#### Task material ####

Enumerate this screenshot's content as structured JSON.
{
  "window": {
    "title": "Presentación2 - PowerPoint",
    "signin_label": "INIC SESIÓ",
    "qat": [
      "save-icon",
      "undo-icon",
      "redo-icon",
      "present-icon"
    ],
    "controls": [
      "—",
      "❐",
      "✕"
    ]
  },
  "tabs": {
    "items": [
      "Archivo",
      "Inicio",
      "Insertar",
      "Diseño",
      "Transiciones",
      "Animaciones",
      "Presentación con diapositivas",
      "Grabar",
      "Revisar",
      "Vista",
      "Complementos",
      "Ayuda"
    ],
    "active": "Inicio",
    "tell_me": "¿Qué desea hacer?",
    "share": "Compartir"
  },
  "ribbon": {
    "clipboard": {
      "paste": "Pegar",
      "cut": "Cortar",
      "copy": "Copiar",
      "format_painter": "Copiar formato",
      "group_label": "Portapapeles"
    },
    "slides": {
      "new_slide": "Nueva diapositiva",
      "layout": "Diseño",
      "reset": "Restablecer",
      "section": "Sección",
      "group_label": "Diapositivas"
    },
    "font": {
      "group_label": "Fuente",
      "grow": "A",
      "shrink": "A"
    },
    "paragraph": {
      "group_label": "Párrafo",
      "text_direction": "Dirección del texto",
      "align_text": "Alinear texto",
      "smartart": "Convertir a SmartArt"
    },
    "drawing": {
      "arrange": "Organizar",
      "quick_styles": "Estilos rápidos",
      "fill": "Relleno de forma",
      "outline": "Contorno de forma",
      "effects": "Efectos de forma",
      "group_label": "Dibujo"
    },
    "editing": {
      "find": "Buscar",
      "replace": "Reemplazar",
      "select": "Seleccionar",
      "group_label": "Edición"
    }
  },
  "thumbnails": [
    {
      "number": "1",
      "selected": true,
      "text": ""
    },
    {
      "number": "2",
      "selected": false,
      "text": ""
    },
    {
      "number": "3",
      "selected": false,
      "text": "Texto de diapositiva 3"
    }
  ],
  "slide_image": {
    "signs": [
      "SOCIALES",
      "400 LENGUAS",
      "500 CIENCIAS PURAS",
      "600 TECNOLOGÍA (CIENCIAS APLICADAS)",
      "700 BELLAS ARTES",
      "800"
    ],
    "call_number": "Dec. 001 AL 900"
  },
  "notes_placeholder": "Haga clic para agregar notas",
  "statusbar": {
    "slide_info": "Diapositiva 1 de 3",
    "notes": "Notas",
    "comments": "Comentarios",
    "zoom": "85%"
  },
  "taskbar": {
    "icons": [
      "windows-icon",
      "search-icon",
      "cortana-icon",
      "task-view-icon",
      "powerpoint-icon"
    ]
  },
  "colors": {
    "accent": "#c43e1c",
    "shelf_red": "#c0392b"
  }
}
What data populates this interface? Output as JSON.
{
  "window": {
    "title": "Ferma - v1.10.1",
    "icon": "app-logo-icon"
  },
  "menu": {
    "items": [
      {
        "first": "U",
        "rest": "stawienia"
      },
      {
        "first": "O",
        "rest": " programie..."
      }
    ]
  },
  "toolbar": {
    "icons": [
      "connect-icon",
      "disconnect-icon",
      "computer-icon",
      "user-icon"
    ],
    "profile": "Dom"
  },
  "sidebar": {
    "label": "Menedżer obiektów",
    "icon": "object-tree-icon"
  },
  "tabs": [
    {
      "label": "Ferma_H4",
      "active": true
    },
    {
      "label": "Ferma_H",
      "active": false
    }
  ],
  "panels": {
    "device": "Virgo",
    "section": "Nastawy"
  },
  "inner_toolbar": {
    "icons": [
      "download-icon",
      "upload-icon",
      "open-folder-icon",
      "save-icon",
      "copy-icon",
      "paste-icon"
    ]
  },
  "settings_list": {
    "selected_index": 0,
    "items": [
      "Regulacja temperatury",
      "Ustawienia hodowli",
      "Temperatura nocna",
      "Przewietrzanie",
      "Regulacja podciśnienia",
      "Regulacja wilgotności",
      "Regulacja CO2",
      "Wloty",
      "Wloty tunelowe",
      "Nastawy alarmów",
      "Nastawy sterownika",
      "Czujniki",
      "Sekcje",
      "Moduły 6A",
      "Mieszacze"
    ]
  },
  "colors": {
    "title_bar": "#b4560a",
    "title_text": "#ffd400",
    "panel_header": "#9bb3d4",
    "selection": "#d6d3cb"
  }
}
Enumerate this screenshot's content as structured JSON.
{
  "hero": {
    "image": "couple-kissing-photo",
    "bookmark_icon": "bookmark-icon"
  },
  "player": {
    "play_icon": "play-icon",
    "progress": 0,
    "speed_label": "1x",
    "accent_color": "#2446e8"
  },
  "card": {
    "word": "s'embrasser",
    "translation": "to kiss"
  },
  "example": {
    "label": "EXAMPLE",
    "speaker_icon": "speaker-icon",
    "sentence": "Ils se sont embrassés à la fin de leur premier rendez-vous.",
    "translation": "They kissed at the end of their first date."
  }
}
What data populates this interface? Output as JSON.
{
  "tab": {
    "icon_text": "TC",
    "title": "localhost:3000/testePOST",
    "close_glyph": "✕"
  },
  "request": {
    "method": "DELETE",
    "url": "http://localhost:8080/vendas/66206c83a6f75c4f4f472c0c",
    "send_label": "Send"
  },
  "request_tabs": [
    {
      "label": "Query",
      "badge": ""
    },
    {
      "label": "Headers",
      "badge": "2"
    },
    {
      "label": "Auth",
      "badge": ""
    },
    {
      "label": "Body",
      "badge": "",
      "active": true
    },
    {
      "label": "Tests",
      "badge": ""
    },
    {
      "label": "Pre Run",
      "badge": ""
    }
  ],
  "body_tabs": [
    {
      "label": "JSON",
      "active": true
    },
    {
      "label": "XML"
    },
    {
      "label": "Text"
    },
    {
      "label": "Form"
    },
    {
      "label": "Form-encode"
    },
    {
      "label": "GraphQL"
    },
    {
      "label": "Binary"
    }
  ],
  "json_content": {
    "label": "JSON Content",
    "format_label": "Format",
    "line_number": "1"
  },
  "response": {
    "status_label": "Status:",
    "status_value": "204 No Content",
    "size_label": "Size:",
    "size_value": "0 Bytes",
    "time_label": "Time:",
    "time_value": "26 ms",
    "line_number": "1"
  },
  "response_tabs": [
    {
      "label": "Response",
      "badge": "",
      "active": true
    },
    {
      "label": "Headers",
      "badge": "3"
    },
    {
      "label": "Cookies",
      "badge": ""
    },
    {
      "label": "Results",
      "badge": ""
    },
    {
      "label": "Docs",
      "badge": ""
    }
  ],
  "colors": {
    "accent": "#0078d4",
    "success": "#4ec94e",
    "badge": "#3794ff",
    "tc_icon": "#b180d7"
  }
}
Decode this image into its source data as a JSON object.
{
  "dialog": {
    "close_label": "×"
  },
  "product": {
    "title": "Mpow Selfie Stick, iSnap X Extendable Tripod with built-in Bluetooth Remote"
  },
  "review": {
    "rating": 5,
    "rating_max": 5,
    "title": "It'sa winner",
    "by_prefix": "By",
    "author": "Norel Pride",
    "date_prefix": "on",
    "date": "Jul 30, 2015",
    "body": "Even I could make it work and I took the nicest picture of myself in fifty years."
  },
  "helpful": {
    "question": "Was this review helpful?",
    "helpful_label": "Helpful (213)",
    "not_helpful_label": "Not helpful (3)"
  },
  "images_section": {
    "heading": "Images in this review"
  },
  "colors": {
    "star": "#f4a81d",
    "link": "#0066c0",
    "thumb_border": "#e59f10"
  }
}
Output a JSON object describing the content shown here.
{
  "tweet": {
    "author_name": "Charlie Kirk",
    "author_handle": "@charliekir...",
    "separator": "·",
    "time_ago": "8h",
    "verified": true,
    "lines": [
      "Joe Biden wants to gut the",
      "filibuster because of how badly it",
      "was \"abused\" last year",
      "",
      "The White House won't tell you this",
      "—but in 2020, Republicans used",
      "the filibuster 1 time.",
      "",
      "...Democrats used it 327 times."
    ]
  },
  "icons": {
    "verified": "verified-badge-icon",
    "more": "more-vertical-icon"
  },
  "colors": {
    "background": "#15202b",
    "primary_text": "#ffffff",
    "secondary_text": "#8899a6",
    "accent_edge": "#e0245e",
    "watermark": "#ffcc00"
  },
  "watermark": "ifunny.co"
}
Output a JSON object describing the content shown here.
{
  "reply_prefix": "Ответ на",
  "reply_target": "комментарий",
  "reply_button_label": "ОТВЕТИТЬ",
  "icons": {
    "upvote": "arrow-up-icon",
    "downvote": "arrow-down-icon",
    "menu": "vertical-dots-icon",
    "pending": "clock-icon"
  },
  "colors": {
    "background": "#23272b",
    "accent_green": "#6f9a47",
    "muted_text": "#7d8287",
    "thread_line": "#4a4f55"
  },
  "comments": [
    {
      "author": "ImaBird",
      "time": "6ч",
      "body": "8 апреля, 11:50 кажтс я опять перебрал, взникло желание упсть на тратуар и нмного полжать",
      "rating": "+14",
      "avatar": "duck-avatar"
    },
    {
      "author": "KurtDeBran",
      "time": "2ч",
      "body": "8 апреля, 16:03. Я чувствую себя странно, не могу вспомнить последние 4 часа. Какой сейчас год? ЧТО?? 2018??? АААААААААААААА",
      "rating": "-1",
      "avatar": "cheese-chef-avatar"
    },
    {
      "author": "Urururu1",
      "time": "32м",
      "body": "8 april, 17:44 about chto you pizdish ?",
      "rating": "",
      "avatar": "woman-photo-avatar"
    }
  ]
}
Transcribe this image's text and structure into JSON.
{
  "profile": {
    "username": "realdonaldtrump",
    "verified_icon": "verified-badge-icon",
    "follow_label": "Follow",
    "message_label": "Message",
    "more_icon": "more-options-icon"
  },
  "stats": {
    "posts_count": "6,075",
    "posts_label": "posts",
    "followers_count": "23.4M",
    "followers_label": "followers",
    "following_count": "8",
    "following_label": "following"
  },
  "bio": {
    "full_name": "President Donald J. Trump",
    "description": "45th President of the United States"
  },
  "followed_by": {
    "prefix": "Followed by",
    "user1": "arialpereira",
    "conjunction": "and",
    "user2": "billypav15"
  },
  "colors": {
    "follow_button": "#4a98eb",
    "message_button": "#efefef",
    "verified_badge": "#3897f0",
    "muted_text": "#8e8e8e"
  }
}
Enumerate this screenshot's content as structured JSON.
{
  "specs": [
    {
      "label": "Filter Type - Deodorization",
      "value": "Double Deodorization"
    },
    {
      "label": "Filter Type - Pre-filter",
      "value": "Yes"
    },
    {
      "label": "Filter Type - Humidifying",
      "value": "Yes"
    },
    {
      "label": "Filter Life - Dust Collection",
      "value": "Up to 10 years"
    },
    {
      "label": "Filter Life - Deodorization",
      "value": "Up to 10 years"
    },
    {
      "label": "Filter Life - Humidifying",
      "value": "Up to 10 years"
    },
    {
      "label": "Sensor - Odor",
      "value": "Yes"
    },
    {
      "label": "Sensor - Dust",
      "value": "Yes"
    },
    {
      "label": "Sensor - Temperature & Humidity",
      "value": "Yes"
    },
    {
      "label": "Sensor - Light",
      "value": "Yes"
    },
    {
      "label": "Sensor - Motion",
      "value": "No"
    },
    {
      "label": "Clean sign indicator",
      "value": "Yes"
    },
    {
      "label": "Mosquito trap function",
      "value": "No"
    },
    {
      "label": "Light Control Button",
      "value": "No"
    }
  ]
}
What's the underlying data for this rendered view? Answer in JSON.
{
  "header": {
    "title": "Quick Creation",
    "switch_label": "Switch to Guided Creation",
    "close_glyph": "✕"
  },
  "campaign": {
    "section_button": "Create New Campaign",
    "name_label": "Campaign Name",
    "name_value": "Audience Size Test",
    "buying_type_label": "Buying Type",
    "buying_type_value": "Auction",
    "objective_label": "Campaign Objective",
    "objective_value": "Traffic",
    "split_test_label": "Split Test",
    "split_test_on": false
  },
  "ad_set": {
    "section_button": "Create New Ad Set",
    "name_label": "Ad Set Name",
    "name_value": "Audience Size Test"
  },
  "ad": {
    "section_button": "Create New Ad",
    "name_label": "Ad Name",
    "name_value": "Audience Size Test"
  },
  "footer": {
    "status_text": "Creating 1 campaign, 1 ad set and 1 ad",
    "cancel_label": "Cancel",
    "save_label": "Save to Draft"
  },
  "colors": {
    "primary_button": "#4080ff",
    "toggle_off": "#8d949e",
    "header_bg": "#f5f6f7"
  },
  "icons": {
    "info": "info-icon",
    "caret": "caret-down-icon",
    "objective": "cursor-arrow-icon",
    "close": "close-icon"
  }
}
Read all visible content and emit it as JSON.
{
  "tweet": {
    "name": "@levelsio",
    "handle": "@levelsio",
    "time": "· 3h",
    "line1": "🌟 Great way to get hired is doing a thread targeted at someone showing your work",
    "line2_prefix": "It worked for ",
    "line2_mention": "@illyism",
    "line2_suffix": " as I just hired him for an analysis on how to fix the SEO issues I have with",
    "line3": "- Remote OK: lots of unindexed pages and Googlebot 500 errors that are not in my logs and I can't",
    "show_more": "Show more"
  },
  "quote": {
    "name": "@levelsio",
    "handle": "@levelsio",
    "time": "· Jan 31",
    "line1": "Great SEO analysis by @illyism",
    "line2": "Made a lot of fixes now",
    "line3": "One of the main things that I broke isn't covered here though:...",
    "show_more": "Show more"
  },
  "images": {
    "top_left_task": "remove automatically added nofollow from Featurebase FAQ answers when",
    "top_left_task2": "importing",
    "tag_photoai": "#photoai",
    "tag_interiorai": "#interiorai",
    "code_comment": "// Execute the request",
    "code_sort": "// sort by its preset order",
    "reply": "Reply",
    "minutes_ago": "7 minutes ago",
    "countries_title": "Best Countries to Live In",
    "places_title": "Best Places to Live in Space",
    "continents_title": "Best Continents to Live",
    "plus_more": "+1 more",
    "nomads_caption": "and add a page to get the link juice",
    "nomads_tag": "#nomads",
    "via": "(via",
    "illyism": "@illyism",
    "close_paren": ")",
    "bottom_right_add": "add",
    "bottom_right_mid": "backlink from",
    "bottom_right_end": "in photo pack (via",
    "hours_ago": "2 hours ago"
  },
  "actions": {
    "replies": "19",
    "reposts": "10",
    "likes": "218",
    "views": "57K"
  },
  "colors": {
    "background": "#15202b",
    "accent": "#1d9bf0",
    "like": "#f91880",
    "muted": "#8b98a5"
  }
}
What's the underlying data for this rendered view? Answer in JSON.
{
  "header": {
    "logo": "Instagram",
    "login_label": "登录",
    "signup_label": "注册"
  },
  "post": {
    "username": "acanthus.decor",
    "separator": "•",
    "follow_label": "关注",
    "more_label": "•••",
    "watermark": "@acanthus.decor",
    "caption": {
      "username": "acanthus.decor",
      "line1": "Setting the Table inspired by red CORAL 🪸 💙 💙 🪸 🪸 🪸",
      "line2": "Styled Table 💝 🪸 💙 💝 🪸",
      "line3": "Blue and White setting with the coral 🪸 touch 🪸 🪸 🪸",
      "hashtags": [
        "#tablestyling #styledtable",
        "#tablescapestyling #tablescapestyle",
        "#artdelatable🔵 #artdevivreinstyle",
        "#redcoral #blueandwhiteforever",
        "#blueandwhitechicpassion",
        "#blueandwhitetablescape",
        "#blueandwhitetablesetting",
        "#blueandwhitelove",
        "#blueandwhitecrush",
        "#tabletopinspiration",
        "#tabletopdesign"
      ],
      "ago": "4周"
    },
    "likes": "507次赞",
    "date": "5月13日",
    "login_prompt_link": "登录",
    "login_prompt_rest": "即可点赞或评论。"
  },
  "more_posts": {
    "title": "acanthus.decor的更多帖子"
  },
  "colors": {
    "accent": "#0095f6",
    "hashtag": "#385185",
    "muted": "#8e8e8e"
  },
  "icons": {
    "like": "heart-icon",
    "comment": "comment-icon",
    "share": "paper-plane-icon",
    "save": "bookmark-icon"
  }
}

####

Your instructions — Figure out how many lines of the data above include "Filter", then give the number and nothing more.

Complete answer — 6